• _TO DO_
Reproduce the lines below without any changes. Start at the line that contains "close-icon (1069, 11, 1083, 25)" and continue through the final line.

________

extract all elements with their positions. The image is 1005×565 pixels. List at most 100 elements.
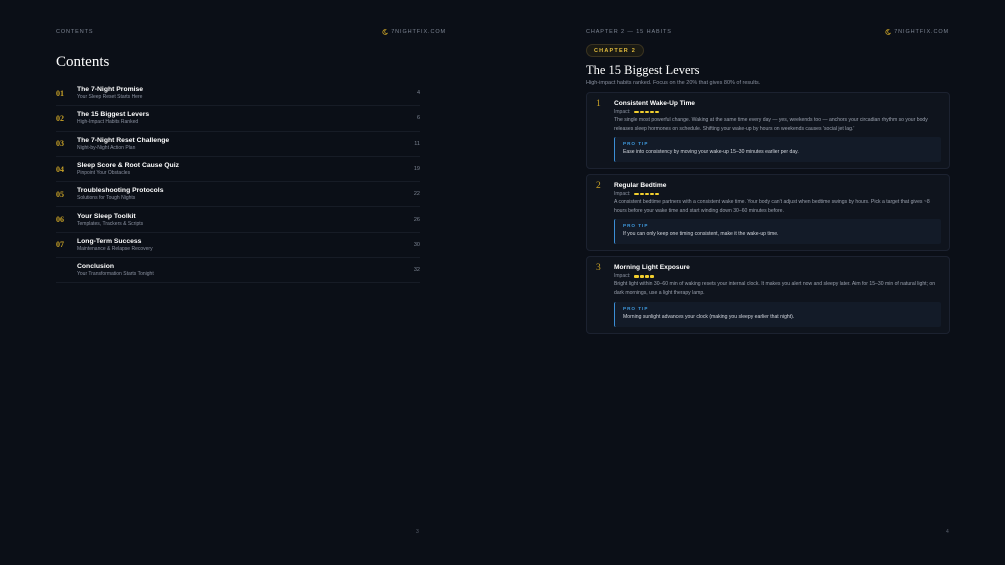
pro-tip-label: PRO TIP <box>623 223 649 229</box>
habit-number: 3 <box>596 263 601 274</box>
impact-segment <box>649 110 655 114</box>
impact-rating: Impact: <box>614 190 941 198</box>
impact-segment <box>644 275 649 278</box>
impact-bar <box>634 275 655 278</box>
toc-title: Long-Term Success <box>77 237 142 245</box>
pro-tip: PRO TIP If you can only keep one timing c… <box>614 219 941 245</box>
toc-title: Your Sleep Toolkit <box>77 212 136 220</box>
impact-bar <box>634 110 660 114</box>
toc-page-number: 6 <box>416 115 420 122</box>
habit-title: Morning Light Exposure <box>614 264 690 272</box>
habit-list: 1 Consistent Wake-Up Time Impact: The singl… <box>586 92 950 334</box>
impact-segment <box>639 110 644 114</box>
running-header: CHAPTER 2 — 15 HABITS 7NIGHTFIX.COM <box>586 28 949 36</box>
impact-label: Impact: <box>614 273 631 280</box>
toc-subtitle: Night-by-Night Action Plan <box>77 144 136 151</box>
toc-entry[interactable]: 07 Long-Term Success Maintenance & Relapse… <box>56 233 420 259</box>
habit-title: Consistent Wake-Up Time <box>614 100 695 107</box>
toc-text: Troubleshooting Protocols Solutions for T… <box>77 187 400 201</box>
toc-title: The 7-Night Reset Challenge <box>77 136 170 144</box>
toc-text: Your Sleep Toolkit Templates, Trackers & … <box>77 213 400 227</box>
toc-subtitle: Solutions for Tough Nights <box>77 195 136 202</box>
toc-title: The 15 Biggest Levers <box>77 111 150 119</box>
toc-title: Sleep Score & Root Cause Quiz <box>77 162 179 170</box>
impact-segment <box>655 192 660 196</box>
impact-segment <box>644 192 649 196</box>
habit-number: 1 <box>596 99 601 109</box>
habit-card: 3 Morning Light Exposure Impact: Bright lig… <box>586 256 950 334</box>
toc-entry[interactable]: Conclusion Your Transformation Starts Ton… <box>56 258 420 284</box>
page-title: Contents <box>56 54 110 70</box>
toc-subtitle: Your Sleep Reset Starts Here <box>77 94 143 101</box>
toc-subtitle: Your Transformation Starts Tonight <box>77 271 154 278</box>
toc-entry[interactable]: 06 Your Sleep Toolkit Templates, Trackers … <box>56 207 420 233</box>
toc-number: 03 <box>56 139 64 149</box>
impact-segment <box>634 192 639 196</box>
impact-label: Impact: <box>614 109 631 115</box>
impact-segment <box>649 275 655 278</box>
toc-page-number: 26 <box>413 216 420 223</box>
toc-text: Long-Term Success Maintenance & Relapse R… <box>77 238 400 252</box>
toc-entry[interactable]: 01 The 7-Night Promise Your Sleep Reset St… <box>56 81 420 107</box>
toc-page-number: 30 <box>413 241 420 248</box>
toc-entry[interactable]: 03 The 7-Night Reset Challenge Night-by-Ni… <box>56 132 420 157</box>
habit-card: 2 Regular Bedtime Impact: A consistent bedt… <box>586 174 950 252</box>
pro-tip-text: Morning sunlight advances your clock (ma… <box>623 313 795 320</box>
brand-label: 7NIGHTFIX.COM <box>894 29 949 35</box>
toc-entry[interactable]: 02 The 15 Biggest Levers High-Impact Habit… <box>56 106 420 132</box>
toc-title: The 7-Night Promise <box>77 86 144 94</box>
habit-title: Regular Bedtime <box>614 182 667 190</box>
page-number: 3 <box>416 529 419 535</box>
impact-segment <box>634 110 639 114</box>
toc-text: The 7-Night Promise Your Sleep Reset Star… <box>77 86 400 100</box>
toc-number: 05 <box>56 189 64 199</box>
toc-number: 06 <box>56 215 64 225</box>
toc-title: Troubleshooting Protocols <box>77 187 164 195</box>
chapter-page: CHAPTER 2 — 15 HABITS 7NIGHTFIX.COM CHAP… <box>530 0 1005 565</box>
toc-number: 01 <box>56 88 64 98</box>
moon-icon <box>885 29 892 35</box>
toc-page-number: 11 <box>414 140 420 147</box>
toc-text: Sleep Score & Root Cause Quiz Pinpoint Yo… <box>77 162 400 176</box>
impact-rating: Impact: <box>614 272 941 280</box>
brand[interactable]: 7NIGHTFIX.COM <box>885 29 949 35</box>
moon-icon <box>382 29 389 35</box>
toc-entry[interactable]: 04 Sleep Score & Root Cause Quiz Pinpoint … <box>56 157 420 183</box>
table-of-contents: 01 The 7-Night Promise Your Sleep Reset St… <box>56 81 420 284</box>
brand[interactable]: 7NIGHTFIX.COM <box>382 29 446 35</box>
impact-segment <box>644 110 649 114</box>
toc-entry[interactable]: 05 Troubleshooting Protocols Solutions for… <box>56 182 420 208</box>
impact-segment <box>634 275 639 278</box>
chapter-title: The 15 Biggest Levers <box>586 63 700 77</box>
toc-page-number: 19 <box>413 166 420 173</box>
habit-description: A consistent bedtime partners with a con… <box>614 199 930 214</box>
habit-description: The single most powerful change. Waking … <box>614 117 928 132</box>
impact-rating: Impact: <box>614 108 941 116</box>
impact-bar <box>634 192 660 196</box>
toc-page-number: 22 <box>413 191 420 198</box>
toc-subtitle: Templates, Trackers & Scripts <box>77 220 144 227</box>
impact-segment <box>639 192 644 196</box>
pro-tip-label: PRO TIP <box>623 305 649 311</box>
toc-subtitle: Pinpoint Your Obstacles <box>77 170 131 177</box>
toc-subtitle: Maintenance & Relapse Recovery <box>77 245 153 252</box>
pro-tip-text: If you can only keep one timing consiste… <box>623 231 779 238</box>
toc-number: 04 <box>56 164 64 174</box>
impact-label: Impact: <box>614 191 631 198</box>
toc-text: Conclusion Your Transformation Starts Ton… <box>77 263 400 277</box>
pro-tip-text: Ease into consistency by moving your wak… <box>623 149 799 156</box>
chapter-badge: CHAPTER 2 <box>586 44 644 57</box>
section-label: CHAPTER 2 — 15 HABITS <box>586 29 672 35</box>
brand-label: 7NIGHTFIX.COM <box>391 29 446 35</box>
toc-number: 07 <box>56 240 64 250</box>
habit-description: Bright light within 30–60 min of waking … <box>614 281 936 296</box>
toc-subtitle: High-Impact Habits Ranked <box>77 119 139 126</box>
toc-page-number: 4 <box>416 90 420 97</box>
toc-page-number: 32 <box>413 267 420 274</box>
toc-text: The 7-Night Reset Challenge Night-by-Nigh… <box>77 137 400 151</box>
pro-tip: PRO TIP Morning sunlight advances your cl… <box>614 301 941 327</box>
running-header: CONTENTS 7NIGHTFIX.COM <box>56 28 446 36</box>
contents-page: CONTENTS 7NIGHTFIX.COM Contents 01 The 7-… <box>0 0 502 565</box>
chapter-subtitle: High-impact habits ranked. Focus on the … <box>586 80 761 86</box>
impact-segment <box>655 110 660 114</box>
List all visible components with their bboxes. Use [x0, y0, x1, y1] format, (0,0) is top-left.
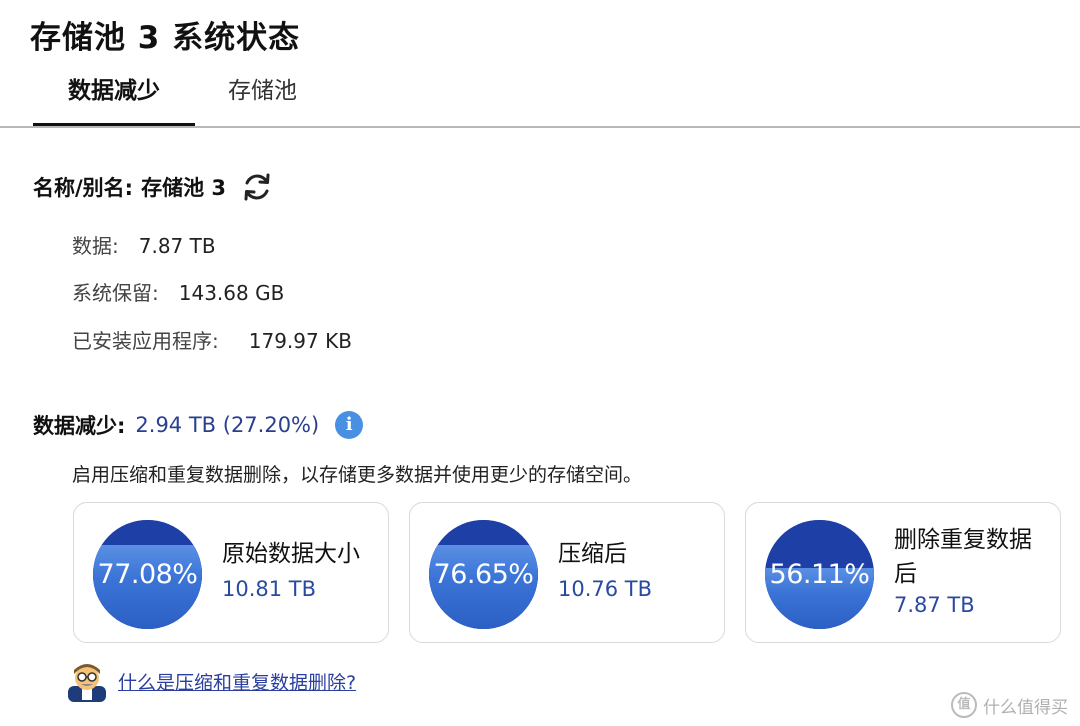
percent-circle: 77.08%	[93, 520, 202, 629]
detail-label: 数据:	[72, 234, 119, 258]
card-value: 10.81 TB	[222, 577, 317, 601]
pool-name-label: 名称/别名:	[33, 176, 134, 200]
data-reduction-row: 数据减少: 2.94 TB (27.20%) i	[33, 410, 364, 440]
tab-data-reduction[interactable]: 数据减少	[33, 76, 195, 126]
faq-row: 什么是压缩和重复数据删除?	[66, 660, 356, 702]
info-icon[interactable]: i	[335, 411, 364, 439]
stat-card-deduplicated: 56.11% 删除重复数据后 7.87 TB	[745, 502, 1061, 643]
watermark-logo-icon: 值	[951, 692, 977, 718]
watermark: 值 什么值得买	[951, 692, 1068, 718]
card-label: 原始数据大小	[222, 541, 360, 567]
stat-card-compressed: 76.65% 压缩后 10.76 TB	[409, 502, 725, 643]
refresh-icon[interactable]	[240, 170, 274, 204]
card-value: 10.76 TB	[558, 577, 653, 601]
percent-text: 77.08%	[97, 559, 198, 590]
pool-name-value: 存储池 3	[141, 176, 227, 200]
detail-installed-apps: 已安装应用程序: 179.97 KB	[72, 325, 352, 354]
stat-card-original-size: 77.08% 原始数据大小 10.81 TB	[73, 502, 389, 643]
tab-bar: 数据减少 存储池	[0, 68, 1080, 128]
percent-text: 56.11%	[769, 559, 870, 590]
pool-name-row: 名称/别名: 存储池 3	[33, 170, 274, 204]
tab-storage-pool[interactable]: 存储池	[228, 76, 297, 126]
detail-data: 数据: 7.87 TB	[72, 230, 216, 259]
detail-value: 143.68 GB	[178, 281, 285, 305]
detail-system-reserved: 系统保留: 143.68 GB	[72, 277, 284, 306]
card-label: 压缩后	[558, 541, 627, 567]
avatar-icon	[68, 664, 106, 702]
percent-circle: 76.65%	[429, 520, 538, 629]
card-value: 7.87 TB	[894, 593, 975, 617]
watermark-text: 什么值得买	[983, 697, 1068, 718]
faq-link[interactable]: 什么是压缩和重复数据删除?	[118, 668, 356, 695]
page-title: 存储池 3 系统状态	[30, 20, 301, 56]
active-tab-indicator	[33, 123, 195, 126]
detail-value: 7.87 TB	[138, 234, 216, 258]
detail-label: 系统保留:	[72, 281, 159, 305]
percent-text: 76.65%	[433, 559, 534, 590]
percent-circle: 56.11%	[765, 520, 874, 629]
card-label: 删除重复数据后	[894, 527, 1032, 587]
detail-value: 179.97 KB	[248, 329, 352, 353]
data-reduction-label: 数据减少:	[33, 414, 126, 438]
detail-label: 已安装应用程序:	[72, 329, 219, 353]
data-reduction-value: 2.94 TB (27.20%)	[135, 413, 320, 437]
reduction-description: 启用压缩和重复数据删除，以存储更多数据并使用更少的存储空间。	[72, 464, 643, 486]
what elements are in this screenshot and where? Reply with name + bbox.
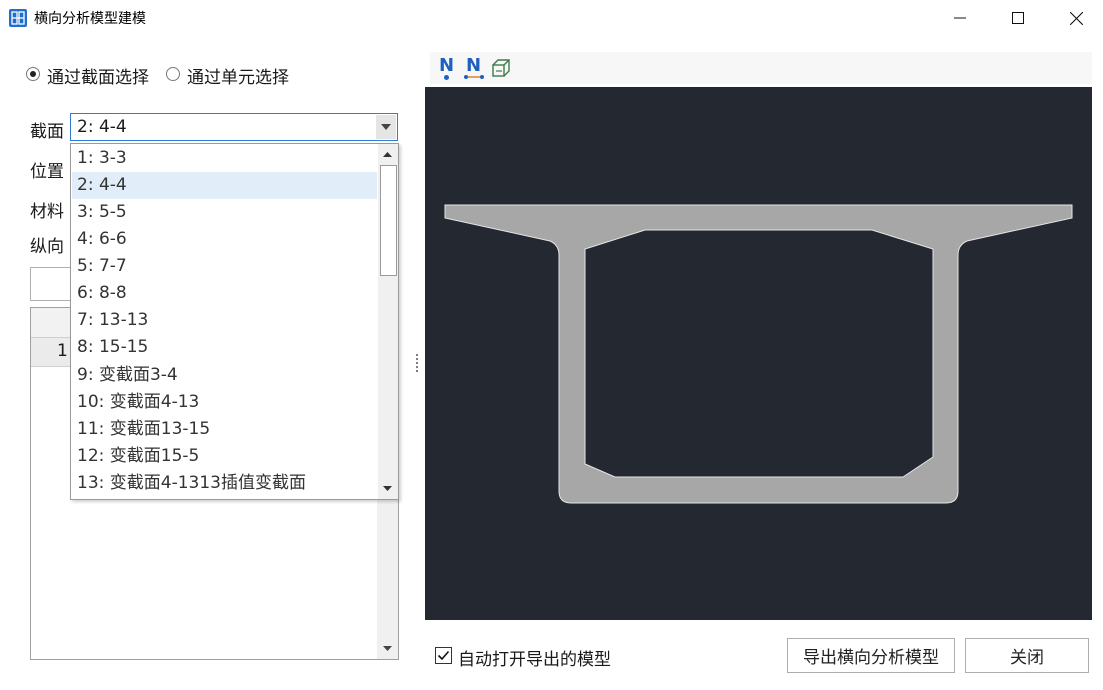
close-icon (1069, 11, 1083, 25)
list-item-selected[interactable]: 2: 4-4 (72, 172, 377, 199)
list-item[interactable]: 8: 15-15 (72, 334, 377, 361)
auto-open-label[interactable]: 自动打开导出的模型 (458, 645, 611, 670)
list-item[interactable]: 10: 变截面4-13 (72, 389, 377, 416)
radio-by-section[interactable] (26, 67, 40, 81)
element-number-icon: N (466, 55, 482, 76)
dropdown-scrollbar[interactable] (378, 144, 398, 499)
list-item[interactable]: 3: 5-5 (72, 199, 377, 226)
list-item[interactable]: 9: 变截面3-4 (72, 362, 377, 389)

________

• _WRITTEN REPLY_
close-icon (1069, 11, 1083, 25)
list-item-selected[interactable]: 2: 4-4 (72, 172, 377, 199)
list-item[interactable]: 8: 15-15 (72, 334, 377, 361)
auto-open-label[interactable]: 自动打开导出的模型 (458, 645, 611, 670)
list-item[interactable]: 10: 变截面4-13 (72, 389, 377, 416)
radio-by-section[interactable] (26, 67, 40, 81)
element-number-icon: N (466, 55, 482, 76)
dropdown-scrollbar[interactable] (378, 144, 398, 499)
list-item[interactable]: 3: 5-5 (72, 199, 377, 226)
list-item[interactable]: 9: 变截面3-4 (72, 362, 377, 389)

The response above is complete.